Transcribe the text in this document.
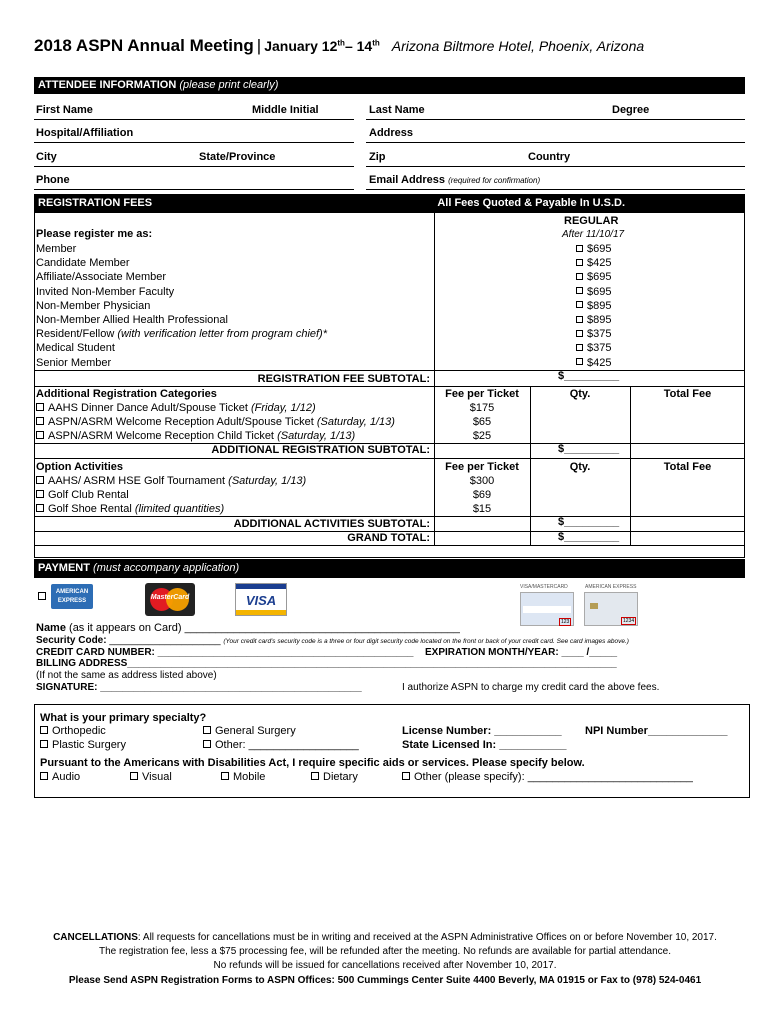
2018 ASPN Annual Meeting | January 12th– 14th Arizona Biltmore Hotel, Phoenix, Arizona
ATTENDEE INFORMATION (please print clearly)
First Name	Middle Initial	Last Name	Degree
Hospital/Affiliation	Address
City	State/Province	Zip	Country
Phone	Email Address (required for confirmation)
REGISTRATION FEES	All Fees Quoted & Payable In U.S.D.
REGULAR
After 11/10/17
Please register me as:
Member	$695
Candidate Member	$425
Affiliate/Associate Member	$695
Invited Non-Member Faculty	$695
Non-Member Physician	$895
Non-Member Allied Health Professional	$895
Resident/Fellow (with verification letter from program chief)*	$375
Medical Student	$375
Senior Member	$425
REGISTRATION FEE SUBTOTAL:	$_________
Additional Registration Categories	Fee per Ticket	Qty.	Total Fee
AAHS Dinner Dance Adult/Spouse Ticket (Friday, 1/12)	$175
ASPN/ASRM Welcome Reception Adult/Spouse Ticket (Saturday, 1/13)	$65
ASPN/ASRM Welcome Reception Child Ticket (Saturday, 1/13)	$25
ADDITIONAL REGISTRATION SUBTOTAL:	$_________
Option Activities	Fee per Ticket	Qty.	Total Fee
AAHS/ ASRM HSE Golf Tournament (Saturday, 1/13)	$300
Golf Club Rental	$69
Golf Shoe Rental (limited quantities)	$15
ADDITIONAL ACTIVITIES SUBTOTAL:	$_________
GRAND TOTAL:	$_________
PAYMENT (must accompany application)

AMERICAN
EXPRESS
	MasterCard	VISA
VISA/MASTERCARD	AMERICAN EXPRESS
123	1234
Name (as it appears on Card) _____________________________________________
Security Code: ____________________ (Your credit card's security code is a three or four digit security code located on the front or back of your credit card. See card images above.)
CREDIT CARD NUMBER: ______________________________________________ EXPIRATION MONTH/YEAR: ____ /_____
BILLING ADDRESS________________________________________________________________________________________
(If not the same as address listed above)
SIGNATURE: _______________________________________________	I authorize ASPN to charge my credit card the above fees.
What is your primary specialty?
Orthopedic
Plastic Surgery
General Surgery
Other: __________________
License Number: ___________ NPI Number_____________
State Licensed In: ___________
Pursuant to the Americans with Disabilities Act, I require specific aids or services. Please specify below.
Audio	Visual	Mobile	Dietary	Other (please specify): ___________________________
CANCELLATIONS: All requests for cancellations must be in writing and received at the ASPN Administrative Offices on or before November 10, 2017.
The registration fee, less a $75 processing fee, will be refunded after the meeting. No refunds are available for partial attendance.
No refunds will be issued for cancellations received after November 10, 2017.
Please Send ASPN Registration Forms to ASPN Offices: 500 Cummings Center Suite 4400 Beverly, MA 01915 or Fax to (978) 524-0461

__________

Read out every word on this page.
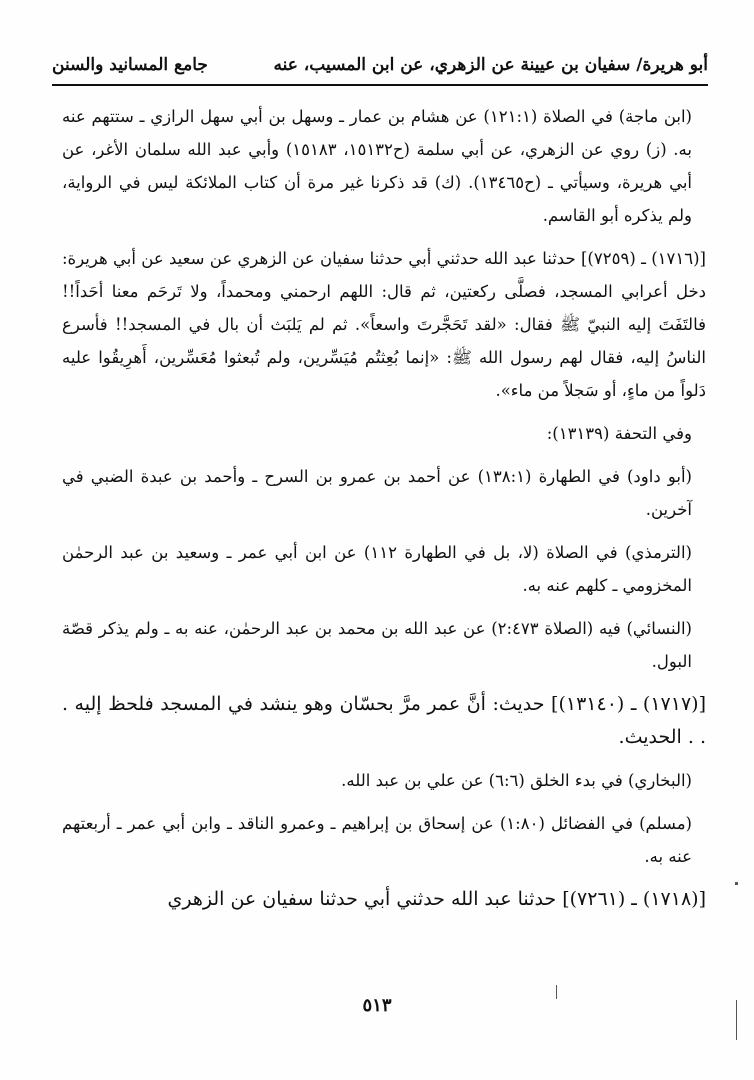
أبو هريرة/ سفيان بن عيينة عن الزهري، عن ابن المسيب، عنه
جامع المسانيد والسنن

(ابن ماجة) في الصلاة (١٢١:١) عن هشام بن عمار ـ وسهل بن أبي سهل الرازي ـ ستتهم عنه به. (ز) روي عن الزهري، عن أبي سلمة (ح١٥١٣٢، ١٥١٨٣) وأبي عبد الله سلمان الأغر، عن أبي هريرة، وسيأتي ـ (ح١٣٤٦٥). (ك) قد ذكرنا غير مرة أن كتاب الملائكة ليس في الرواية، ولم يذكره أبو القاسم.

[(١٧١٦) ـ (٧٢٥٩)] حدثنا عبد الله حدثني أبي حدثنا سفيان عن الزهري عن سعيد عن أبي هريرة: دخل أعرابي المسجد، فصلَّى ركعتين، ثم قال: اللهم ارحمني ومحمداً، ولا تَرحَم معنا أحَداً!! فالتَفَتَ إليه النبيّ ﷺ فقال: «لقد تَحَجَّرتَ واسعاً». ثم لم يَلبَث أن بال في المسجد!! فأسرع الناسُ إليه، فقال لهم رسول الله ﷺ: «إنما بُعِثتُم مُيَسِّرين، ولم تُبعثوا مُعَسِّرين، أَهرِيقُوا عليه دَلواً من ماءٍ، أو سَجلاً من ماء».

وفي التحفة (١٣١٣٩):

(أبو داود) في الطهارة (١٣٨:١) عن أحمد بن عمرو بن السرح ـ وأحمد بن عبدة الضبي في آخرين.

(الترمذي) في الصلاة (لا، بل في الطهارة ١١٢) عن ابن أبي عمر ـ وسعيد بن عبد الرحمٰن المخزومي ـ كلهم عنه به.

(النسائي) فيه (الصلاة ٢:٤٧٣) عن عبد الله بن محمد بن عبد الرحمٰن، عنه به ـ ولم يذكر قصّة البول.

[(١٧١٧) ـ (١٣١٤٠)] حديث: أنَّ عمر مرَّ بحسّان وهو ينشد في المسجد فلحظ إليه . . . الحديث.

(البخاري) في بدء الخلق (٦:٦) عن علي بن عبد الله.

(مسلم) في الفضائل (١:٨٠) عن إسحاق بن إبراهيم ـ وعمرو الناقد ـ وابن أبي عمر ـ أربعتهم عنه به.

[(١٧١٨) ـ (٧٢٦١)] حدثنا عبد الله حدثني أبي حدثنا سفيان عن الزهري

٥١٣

__________

= GIVEN INSTRUCTION =
Report only a number: how many lines in the material above contain the string "Offices".

= EXERCISE SOLUTION =
2